---------- Data to use
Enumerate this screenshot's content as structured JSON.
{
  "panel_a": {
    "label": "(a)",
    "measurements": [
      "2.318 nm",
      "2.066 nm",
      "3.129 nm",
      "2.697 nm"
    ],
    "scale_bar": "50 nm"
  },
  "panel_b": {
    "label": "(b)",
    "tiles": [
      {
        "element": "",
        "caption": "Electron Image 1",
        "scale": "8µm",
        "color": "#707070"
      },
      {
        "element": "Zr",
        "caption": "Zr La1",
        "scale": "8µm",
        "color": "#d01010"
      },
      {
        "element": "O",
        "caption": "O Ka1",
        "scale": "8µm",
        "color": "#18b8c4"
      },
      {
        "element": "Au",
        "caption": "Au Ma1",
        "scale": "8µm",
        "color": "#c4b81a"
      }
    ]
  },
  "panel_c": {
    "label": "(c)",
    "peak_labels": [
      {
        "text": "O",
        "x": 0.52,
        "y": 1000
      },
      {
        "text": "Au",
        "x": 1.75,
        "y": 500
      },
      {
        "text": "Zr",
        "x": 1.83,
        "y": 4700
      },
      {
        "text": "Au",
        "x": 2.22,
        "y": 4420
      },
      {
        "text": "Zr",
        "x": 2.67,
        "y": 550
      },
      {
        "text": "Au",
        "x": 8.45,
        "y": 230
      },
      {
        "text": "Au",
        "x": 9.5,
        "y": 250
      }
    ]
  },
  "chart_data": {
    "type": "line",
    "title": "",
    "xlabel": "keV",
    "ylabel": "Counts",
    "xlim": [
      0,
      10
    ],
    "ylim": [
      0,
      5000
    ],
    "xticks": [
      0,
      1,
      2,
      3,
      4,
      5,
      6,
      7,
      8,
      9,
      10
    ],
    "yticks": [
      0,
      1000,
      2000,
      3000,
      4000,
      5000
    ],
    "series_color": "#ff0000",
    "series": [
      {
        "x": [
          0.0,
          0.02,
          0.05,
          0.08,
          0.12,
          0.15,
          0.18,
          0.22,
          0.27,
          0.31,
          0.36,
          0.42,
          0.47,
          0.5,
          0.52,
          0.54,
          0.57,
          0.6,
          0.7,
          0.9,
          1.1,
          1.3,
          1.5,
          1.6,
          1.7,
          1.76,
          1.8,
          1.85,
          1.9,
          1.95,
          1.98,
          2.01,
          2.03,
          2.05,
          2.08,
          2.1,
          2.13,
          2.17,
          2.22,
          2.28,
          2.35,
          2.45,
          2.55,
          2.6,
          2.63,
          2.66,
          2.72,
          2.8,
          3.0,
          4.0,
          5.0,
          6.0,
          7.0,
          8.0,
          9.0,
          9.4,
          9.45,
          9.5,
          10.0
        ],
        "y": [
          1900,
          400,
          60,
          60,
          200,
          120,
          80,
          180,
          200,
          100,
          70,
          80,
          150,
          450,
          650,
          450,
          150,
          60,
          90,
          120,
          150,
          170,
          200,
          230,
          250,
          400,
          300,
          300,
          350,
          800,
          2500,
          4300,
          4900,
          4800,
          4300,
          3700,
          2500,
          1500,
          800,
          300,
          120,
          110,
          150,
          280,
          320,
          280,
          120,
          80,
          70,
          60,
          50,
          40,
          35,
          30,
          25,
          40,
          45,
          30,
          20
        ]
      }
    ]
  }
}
--------------------
Your instructions » Copy out the whole listing exactly.

Answer for this exercise »
Enumerate this screenshot's content as structured JSON.
{
  "panel_a": {
    "label": "(a)",
    "measurements": [
      "2.318 nm",
      "2.066 nm",
      "3.129 nm",
      "2.697 nm"
    ],
    "scale_bar": "50 nm"
  },
  "panel_b": {
    "label": "(b)",
    "tiles": [
      {
        "element": "",
        "caption": "Electron Image 1",
        "scale": "8µm",
        "color": "#707070"
      },
      {
        "element": "Zr",
        "caption": "Zr La1",
        "scale": "8µm",
        "color": "#d01010"
      },
      {
        "element": "O",
        "caption": "O Ka1",
        "scale": "8µm",
        "color": "#18b8c4"
      },
      {
        "element": "Au",
        "caption": "Au Ma1",
        "scale": "8µm",
        "color": "#c4b81a"
      }
    ]
  },
  "panel_c": {
    "label": "(c)",
    "peak_labels": [
      {
        "text": "O",
        "x": 0.52,
        "y": 1000
      },
      {
        "text": "Au",
        "x": 1.75,
        "y": 500
      },
      {
        "text": "Zr",
        "x": 1.83,
        "y": 4700
      },
      {
        "text": "Au",
        "x": 2.22,
        "y": 4420
      },
      {
        "text": "Zr",
        "x": 2.67,
        "y": 550
      },
      {
        "text": "Au",
        "x": 8.45,
        "y": 230
      },
      {
        "text": "Au",
        "x": 9.5,
        "y": 250
      }
    ]
  },
  "chart_data": {
    "type": "line",
    "title": "",
    "xlabel": "keV",
    "ylabel": "Counts",
    "xlim": [
      0,
      10
    ],
    "ylim": [
      0,
      5000
    ],
    "xticks": [
      0,
      1,
      2,
      3,
      4,
      5,
      6,
      7,
      8,
      9,
      10
    ],
    "yticks": [
      0,
      1000,
      2000,
      3000,
      4000,
      5000
    ],
    "series_color": "#ff0000",
    "series": [
      {
        "x": [
          0.0,
          0.02,
          0.05,
          0.08,
          0.12,
          0.15,
          0.18,
          0.22,
          0.27,
          0.31,
          0.36,
          0.42,
          0.47,
          0.5,
          0.52,
          0.54,
          0.57,
          0.6,
          0.7,
          0.9,
          1.1,
          1.3,
          1.5,
          1.6,
          1.7,
          1.76,
          1.8,
          1.85,
          1.9,
          1.95,
          1.98,
          2.01,
          2.03,
          2.05,
          2.08,
          2.1,
          2.13,
          2.17,
          2.22,
          2.28,
          2.35,
          2.45,
          2.55,
          2.6,
          2.63,
          2.66,
          2.72,
          2.8,
          3.0,
          4.0,
          5.0,
          6.0,
          7.0,
          8.0,
          9.0,
          9.4,
          9.45,
          9.5,
          10.0
        ],
        "y": [
          1900,
          400,
          60,
          60,
          200,
          120,
          80,
          180,
          200,
          100,
          70,
          80,
          150,
          450,
          650,
          450,
          150,
          60,
          90,
          120,
          150,
          170,
          200,
          230,
          250,
          400,
          300,
          300,
          350,
          800,
          2500,
          4300,
          4900,
          4800,
          4300,
          3700,
          2500,
          1500,
          800,
          300,
          120,
          110,
          150,
          280,
          320,
          280,
          120,
          80,
          70,
          60,
          50,
          40,
          35,
          30,
          25,
          40,
          45,
          30,
          20
        ]
      }
    ]
  }
}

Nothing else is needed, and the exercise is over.